Task prompt
Scan the lines below; pull out those with "significant".

[Dataset records]
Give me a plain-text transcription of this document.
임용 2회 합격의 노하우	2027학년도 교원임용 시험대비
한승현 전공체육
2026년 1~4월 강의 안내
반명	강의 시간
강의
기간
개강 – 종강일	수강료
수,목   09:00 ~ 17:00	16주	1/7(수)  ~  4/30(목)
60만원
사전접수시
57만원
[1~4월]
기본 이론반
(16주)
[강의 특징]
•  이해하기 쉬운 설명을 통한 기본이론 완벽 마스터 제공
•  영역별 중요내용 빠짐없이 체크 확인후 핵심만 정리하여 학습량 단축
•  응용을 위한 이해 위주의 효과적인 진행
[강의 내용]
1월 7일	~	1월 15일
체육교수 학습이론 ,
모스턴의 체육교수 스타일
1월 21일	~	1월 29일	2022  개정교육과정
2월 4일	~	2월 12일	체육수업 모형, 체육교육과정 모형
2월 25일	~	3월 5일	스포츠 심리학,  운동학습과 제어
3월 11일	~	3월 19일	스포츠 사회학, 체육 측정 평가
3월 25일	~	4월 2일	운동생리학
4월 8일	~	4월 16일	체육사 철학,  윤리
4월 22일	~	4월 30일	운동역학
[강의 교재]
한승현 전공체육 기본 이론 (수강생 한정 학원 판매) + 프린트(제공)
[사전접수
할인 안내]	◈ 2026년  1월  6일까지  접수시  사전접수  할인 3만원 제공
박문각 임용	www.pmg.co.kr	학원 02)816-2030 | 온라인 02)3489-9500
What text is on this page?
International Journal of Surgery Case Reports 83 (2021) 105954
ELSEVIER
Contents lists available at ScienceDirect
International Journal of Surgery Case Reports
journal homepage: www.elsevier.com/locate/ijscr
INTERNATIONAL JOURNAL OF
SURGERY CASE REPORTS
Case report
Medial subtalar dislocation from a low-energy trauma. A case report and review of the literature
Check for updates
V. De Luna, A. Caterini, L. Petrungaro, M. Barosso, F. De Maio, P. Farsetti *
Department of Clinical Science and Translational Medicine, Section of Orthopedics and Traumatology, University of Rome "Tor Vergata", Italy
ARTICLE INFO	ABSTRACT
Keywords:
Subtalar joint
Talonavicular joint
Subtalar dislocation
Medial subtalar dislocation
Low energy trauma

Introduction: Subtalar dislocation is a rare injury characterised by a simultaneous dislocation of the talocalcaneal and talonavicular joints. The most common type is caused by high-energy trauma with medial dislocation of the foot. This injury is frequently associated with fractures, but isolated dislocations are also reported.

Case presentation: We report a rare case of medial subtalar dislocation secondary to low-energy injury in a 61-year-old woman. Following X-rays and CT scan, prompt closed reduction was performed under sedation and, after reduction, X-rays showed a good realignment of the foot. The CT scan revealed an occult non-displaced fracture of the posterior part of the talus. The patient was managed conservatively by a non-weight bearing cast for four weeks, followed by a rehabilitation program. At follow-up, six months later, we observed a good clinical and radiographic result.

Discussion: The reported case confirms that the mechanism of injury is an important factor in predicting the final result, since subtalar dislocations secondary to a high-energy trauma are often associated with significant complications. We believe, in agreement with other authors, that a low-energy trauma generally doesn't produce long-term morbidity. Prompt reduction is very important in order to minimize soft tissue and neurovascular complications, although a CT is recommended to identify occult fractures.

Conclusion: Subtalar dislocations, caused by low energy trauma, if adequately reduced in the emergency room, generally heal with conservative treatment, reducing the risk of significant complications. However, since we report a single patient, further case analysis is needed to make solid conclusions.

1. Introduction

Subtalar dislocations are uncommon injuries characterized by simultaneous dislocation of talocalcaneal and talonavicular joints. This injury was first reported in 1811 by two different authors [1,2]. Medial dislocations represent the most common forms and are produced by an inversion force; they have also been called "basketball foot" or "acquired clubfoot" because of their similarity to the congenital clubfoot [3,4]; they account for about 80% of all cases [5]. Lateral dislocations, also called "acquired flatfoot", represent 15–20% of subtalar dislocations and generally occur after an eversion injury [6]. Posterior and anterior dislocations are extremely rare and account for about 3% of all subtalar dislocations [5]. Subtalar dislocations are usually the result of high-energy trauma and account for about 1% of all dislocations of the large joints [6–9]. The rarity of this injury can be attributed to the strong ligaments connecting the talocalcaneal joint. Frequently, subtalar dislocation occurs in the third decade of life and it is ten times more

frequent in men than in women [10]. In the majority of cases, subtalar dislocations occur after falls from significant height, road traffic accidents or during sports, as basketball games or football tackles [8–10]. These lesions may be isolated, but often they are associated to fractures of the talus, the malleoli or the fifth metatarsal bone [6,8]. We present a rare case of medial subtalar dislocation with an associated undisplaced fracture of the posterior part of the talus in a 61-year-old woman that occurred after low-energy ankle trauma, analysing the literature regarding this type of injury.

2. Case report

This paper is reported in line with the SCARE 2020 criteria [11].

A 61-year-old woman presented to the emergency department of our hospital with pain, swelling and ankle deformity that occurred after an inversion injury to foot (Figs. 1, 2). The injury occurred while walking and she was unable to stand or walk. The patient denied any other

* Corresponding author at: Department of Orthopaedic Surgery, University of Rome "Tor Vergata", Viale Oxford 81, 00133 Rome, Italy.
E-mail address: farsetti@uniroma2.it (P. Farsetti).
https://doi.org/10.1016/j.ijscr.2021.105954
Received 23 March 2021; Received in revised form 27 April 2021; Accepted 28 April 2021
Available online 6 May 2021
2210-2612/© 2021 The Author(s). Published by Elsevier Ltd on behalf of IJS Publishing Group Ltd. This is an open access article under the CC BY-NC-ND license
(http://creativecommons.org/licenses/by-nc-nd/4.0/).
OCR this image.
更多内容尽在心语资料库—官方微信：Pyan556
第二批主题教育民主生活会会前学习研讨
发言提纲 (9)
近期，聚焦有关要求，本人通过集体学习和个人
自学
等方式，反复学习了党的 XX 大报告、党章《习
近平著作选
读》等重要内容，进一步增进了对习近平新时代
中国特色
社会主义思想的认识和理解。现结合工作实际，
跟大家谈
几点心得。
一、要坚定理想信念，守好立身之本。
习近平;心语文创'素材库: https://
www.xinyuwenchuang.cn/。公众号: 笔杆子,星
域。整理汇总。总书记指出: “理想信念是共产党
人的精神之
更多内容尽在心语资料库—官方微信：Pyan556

Solution to the problem
Discussion: The reported case confirms that the mechanism of injury is an important factor in predicting the final result, since subtalar dislocations secondary to a high-energy trauma are often associated with significant complications. We believe, in agreement with other authors, that a low-energy trauma generally doesn't produce long-term morbidity. Prompt reduction is very important in order to minimize soft tissue and neurovascular complications, although a CT is recommended to identify occult fractures.
Conclusion: Subtalar dislocations, caused by low energy trauma, if adequately reduced in the emergency room, generally heal with conservative treatment, reducing the risk of significant complications. However, since we report a single patient, further case analysis is needed to make solid conclusions.
frequent in men than in women [10]. In the majority of cases, subtalar dislocations occur after falls from significant height, road traffic accidents or during sports, as basketball games or football tackles [8–10]. These lesions may be isolated, but often they are associated to fractures of the talus, the malleoli or the fifth metatarsal bone [6,8]. We present a rare case of medial subtalar dislocation with an associated undisplaced fracture of the posterior part of the talus in a 61-year-old woman that occurred after low-energy ankle trauma, analysing the literature regarding this type of injury.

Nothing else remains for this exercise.